Information given:
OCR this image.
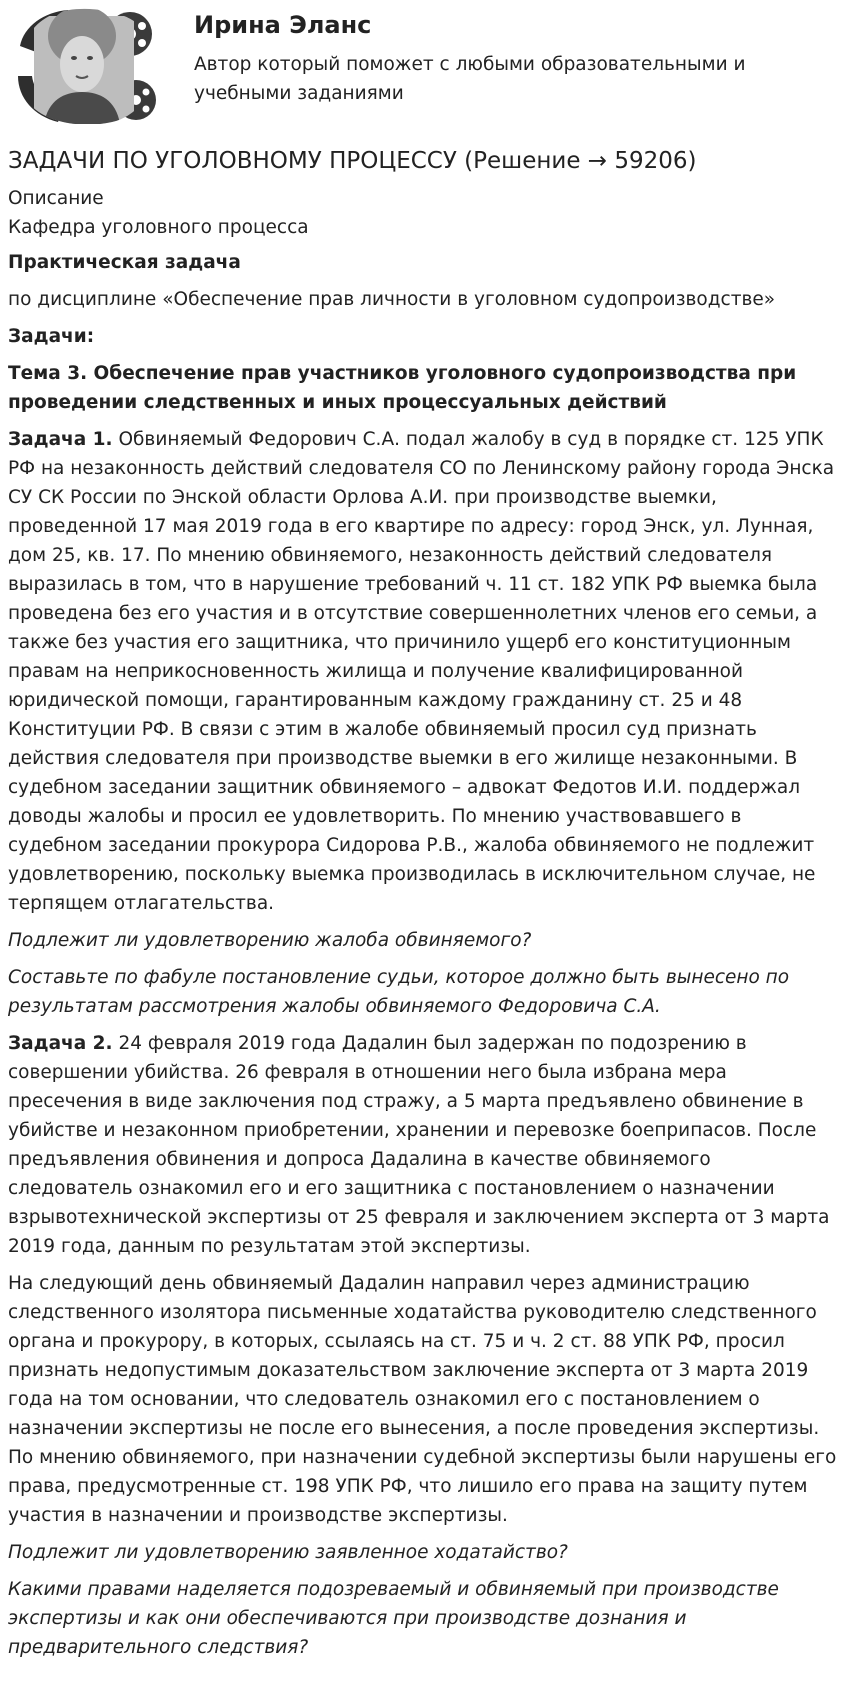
Ирина Эланс

Автор который поможет с любыми образовательными и учебными заданиями

ЗАДАЧИ ПО УГОЛОВНОМУ ПРОЦЕССУ (Решение → 59206)

Описание

Кафедра уголовного процесса

Практическая задача

по дисциплине «Обеспечение прав личности в уголовном судопроизводстве»

Задачи:

Тема 3. Обеспечение прав участников уголовного судопроизводства при проведении следственных и иных процессуальных действий

Задача 1. Обвиняемый Федорович С.А. подал жалобу в суд в порядке ст. 125 УПК РФ на незаконность действий следователя СО по Ленинскому району города Энска СУ СК России по Энской области Орлова А.И. при производстве выемки, проведенной 17 мая 2019 года в его квартире по адресу: город Энск, ул. Лунная, дом 25, кв. 17. По мнению обвиняемого, незаконность действий следователя выразилась в том, что в нарушение требований ч. 11 ст. 182 УПК РФ выемка была проведена без его участия и в отсутствие совершеннолетних членов его семьи, а также без участия его защитника, что причинило ущерб его конституционным правам на неприкосновенность жилища и получение квалифицированной юридической помощи, гарантированным каждому гражданину ст. 25 и 48 Конституции РФ. В связи с этим в жалобе обвиняемый просил суд признать действия следователя при производстве выемки в его жилище незаконными. В судебном заседании защитник обвиняемого – адвокат Федотов И.И. поддержал доводы жалобы и просил ее удовлетворить. По мнению участвовавшего в судебном заседании прокурора Сидорова Р.В., жалоба обвиняемого не подлежит удовлетворению, поскольку выемка производилась в исключительном случае, не терпящем отлагательства.

Подлежит ли удовлетворению жалоба обвиняемого?

Составьте по фабуле постановление судьи, которое должно быть вынесено по результатам рассмотрения жалобы обвиняемого Федоровича С.А.

Задача 2. 24 февраля 2019 года Дадалин был задержан по подозрению в совершении убийства. 26 февраля в отношении него была избрана мера пресечения в виде заключения под стражу, а 5 марта предъявлено обвинение в убийстве и незаконном приобретении, хранении и перевозке боеприпасов. После предъявления обвинения и допроса Дадалина в качестве обвиняемого следователь ознакомил его и его защитника с постановлением о назначении взрывотехнической экспертизы от 25 февраля и заключением эксперта от 3 марта 2019 года, данным по результатам этой экспертизы.

На следующий день обвиняемый Дадалин направил через администрацию следственного изолятора письменные ходатайства руководителю следственного органа и прокурору, в которых, ссылаясь на ст. 75 и ч. 2 ст. 88 УПК РФ, просил признать недопустимым доказательством заключение эксперта от 3 марта 2019 года на том основании, что следователь ознакомил его с постановлением о назначении экспертизы не после его вынесения, а после проведения экспертизы. По мнению обвиняемого, при назначении судебной экспертизы были нарушены его права, предусмотренные ст. 198 УПК РФ, что лишило его права на защиту путем участия в назначении и производстве экспертизы.

Подлежит ли удовлетворению заявленное ходатайство?

Какими правами наделяется подозреваемый и обвиняемый при производстве экспертизы и как они обеспечиваются при производстве дознания и предварительного следствия?
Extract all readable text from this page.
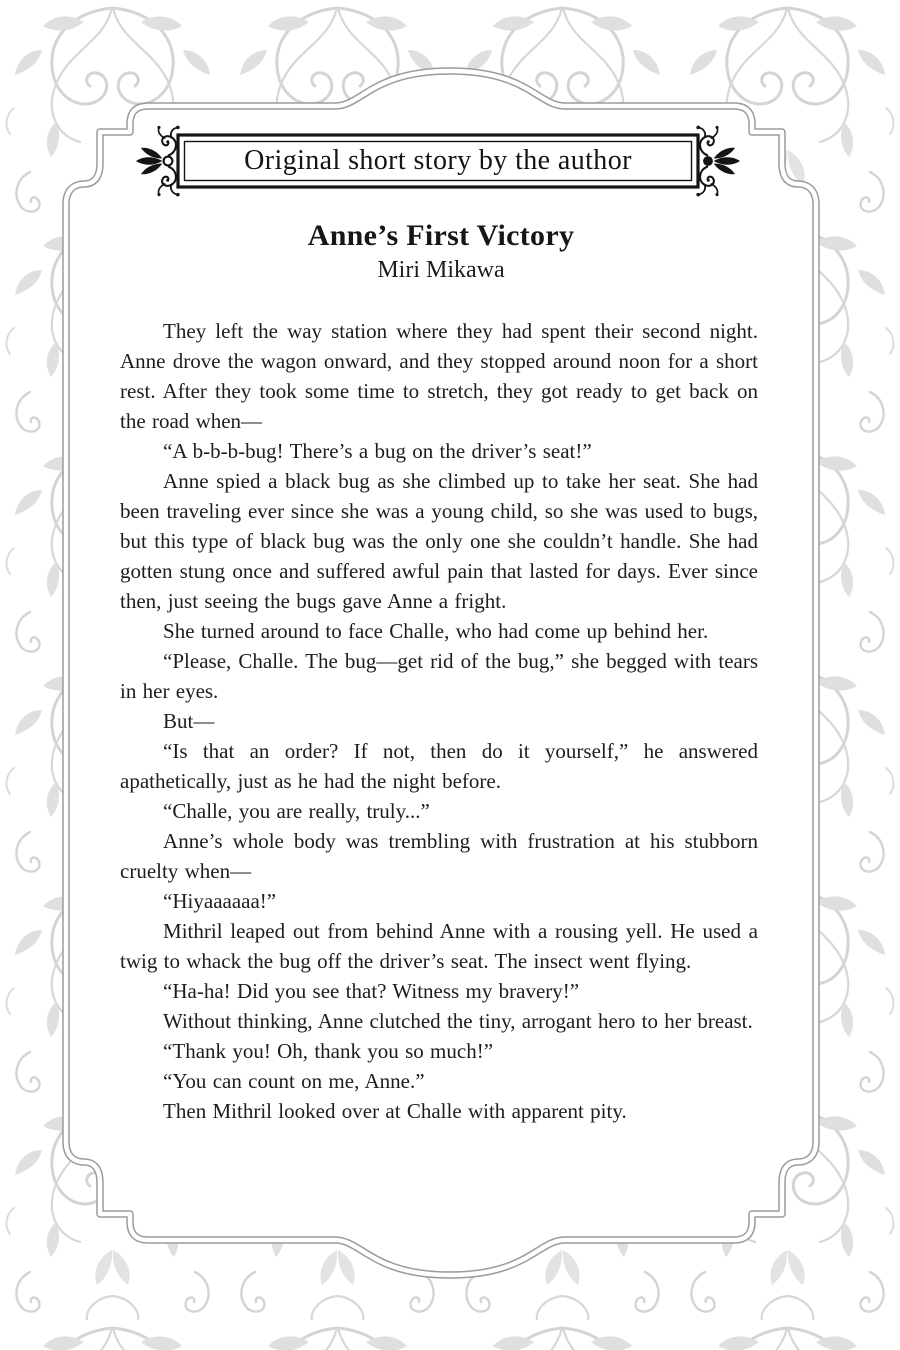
Original short story by the author
Anne’s First Victory
Miri Mikawa

They left the way station where they had spent their second night. Anne drove the wagon onward, and they stopped around noon for a short rest. After they took some time to stretch, they got ready to get back on the road when—

“A b-b-b-bug! There’s a bug on the driver’s seat!”

Anne spied a black bug as she climbed up to take her seat. She had been traveling ever since she was a young child, so she was used to bugs, but this type of black bug was the only one she couldn’t handle. She had gotten stung once and suffered awful pain that lasted for days. Ever since then, just seeing the bugs gave Anne a fright.

She turned around to face Challe, who had come up behind her.

“Please, Challe. The bug—get rid of the bug,” she begged with tears in her eyes.

But—

“Is that an order? If not, then do it yourself,” he answered apathetically, just as he had the night before.

“Challe, you are really, truly...”

Anne’s whole body was trembling with frustration at his stubborn cruelty when—

“Hiyaaaaaa!”

Mithril leaped out from behind Anne with a rousing yell. He used a twig to whack the bug off the driver’s seat. The insect went flying.

“Ha-ha! Did you see that? Witness my bravery!”

Without thinking, Anne clutched the tiny, arrogant hero to her breast.

“Thank you! Oh, thank you so much!”

“You can count on me, Anne.”

Then Mithril looked over at Challe with apparent pity.
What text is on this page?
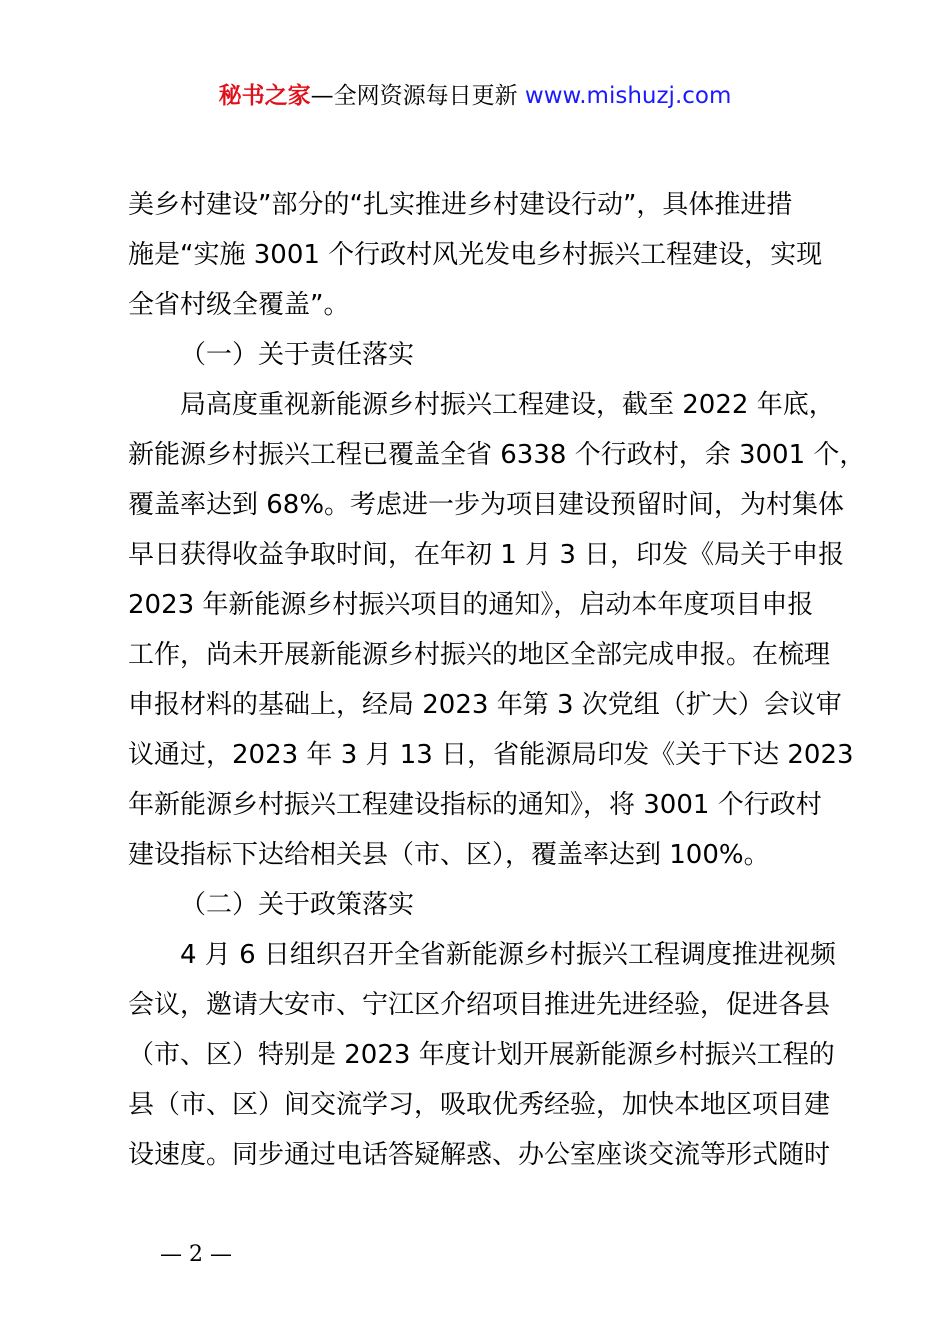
秘书之家—全网资源每日更新 www.mishuzj.com
美乡村建设”部分的“扎实推进乡村建设行动”，具体推进措
施是“实施 3001 个行政村风光发电乡村振兴工程建设，实现
全省村级全覆盖”。
（一）关于责任落实
局高度重视新能源乡村振兴工程建设，截至 2022 年底，
新能源乡村振兴工程已覆盖全省 6338 个行政村，余 3001 个，
覆盖率达到 68%。考虑进一步为项目建设预留时间，为村集体
早日获得收益争取时间，在年初 1 月 3 日，印发《局关于申报
2023 年新能源乡村振兴项目的通知》，启动本年度项目申报
工作，尚未开展新能源乡村振兴的地区全部完成申报。在梳理
申报材料的基础上，经局 2023 年第 3 次党组（扩大）会议审
议通过，2023 年 3 月 13 日，省能源局印发《关于下达 2023
年新能源乡村振兴工程建设指标的通知》，将 3001 个行政村
建设指标下达给相关县（市、区），覆盖率达到 100%。
（二）关于政策落实
4 月 6 日组织召开全省新能源乡村振兴工程调度推进视频
会议，邀请大安市、宁江区介绍项目推进先进经验，促进各县
（市、区）特别是 2023 年度计划开展新能源乡村振兴工程的
县（市、区）间交流学习，吸取优秀经验，加快本地区项目建
设速度。同步通过电话答疑解惑、办公室座谈交流等形式随时
— 2 —
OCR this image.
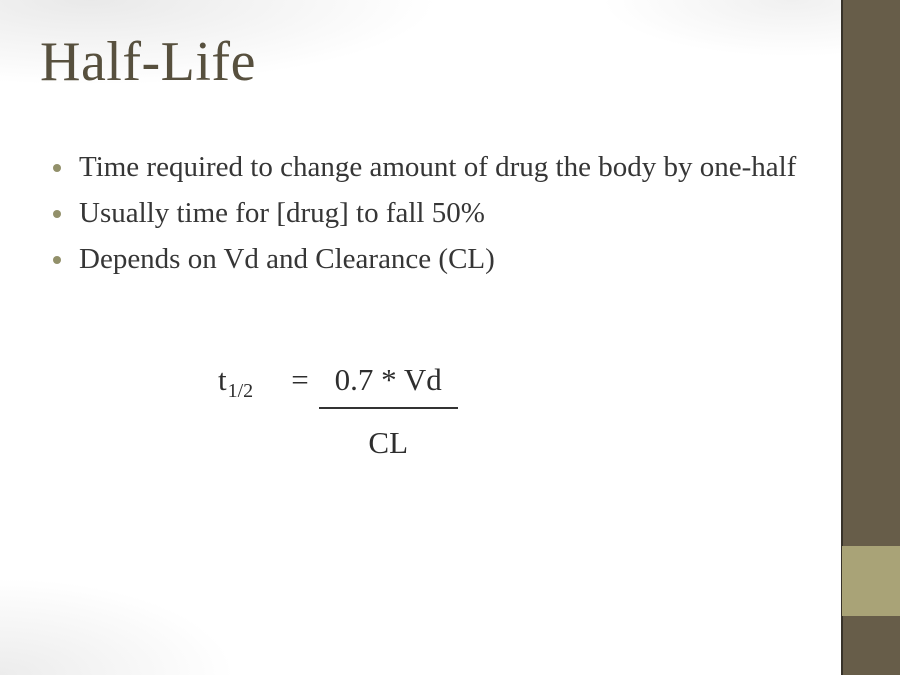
Half-Life
Time required to change amount of drug the body by one-half
Usually time for [drug] to fall 50%
Depends on Vd and Clearance (CL)
$t_{1/2} = \frac{0.7 * Vd}{CL}$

Written task:
Make an exact copy of the records shown above, without the pictures.

The response:
OCR this image.
Ирина Эланс

Автор который поможет с любыми образовательными и учебными заданиями

ЗАДАЧИ ПО УГОЛОВНОМУ ПРОЦЕССУ (Решение → 59206)

Описание

Кафедра уголовного процесса

Практическая задача

по дисциплине «Обеспечение прав личности в уголовном судопроизводстве»

Задачи:

Тема 3. Обеспечение прав участников уголовного судопроизводства при проведении следственных и иных процессуальных действий

Задача 1. Обвиняемый Федорович С.А. подал жалобу в суд в порядке ст. 125 УПК РФ на незаконность действий следователя СО по Ленинскому району города Энска СУ СК России по Энской области Орлова А.И. при производстве выемки, проведенной 17 мая 2019 года в его квартире по адресу: город Энск, ул. Лунная, дом 25, кв. 17. По мнению обвиняемого, незаконность действий следователя выразилась в том, что в нарушение требований ч. 11 ст. 182 УПК РФ выемка была проведена без его участия и в отсутствие совершеннолетних членов его семьи, а также без участия его защитника, что причинило ущерб его конституционным правам на неприкосновенность жилища и получение квалифицированной юридической помощи, гарантированным каждому гражданину ст. 25 и 48 Конституции РФ. В связи с этим в жалобе обвиняемый просил суд признать действия следователя при производстве выемки в его жилище незаконными. В судебном заседании защитник обвиняемого – адвокат Федотов И.И. поддержал доводы жалобы и просил ее удовлетворить. По мнению участвовавшего в судебном заседании прокурора Сидорова Р.В., жалоба обвиняемого не подлежит удовлетворению, поскольку выемка производилась в исключительном случае, не терпящем отлагательства.

Подлежит ли удовлетворению жалоба обвиняемого?

Составьте по фабуле постановление судьи, которое должно быть вынесено по результатам рассмотрения жалобы обвиняемого Федоровича С.А.

Задача 2. 24 февраля 2019 года Дадалин был задержан по подозрению в совершении убийства. 26 февраля в отношении него была избрана мера пресечения в виде заключения под стражу, а 5 марта предъявлено обвинение в убийстве и незаконном приобретении, хранении и перевозке боеприпасов. После предъявления обвинения и допроса Дадалина в качестве обвиняемого следователь ознакомил его и его защитника с постановлением о назначении взрывотехнической экспертизы от 25 февраля и заключением эксперта от 3 марта 2019 года, данным по результатам этой экспертизы.

На следующий день обвиняемый Дадалин направил через администрацию следственного изолятора письменные ходатайства руководителю следственного органа и прокурору, в которых, ссылаясь на ст. 75 и ч. 2 ст. 88 УПК РФ, просил признать недопустимым доказательством заключение эксперта от 3 марта 2019 года на том основании, что следователь ознакомил его с постановлением о назначении экспертизы не после его вынесения, а после проведения экспертизы. По мнению обвиняемого, при назначении судебной экспертизы были нарушены его права, предусмотренные ст. 198 УПК РФ, что лишило его права на защиту путем участия в назначении и производстве экспертизы.

Подлежит ли удовлетворению заявленное ходатайство?

Какими правами наделяется подозреваемый и обвиняемый при производстве экспертизы и как они обеспечиваются при производстве дознания и предварительного следствия?
Extract all readable text from this page.
Original short story by the author
Anne’s First Victory
Miri Mikawa

They left the way station where they had spent their second night. Anne drove the wagon onward, and they stopped around noon for a short rest. After they took some time to stretch, they got ready to get back on the road when—

“A b-b-b-bug! There’s a bug on the driver’s seat!”

Anne spied a black bug as she climbed up to take her seat. She had been traveling ever since she was a young child, so she was used to bugs, but this type of black bug was the only one she couldn’t handle. She had gotten stung once and suffered awful pain that lasted for days. Ever since then, just seeing the bugs gave Anne a fright.

She turned around to face Challe, who had come up behind her.

“Please, Challe. The bug—get rid of the bug,” she begged with tears in her eyes.

But—

“Is that an order? If not, then do it yourself,” he answered apathetically, just as he had the night before.

“Challe, you are really, truly...”

Anne’s whole body was trembling with frustration at his stubborn cruelty when—

“Hiyaaaaaa!”

Mithril leaped out from behind Anne with a rousing yell. He used a twig to whack the bug off the driver’s seat. The insect went flying.

“Ha-ha! Did you see that? Witness my bravery!”

Without thinking, Anne clutched the tiny, arrogant hero to her breast.

“Thank you! Oh, thank you so much!”

“You can count on me, Anne.”

Then Mithril looked over at Challe with apparent pity.
What text is on this page?
秘书之家—全网资源每日更新 www.mishuzj.com
美乡村建设”部分的“扎实推进乡村建设行动”，具体推进措
施是“实施 3001 个行政村风光发电乡村振兴工程建设，实现
全省村级全覆盖”。
（一）关于责任落实
局高度重视新能源乡村振兴工程建设，截至 2022 年底，
新能源乡村振兴工程已覆盖全省 6338 个行政村，余 3001 个，
覆盖率达到 68%。考虑进一步为项目建设预留时间，为村集体
早日获得收益争取时间，在年初 1 月 3 日，印发《局关于申报
2023 年新能源乡村振兴项目的通知》，启动本年度项目申报
工作，尚未开展新能源乡村振兴的地区全部完成申报。在梳理
申报材料的基础上，经局 2023 年第 3 次党组（扩大）会议审
议通过，2023 年 3 月 13 日，省能源局印发《关于下达 2023
年新能源乡村振兴工程建设指标的通知》，将 3001 个行政村
建设指标下达给相关县（市、区），覆盖率达到 100%。
（二）关于政策落实
4 月 6 日组织召开全省新能源乡村振兴工程调度推进视频
会议，邀请大安市、宁江区介绍项目推进先进经验，促进各县
（市、区）特别是 2023 年度计划开展新能源乡村振兴工程的
县（市、区）间交流学习，吸取优秀经验，加快本地区项目建
设速度。同步通过电话答疑解惑、办公室座谈交流等形式随时
— 2 —
OCR this image.
Half-Life
Time required to change amount of drug the body by one-half
Usually time for [drug] to fall 50%
Depends on Vd and Clearance (CL)
$t_{1/2} = \frac{0.7 * Vd}{CL}$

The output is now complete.